### Work to complete
1/ In the following post about running dropbear's SSH server on an embedded system, list each thing the goal section says the embedded command line interface has none of.
2/ According to the following post about running dropbear's SSH server on an embedded system, which compiler and target does it assume?

[START OF Document section]

Hi,
I've got what I think is a reasonably stable version of dropbear's SSH server working in a non-posix, thread-based embedded system. I'd like to review the changes I made for anyone that may be considering doing this, but also to see if any flags
get raised by the folks that have been using this for a while.

Since I don't really know if there's much interest in this within the group, I'll skip a lot of detail for this pass and just note the main points. Then if it turns out that this is of interest we can dig in more (and I'll probably learn something)...

GOAL:
- A single ssh login at any given time, to connect to an embedded command line interface
  (no shell, no processes, no posix, etc..).

ASSUMPTIONS:
- Running a small kernel that supports threads;
- Using GCC for powerpc.

[END OF Document section]
[START OF Data excerpts]

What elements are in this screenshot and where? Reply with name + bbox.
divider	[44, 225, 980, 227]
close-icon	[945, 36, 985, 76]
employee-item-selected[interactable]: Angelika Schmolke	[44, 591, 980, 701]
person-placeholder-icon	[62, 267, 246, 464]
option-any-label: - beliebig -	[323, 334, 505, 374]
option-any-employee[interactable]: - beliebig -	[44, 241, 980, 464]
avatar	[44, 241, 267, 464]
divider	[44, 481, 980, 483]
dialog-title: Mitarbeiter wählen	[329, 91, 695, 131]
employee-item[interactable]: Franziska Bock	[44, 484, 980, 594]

[END OF Data excerpts]

### Answers given
1/
shell
processes
posix

2/ It assumes GCC for powerpc.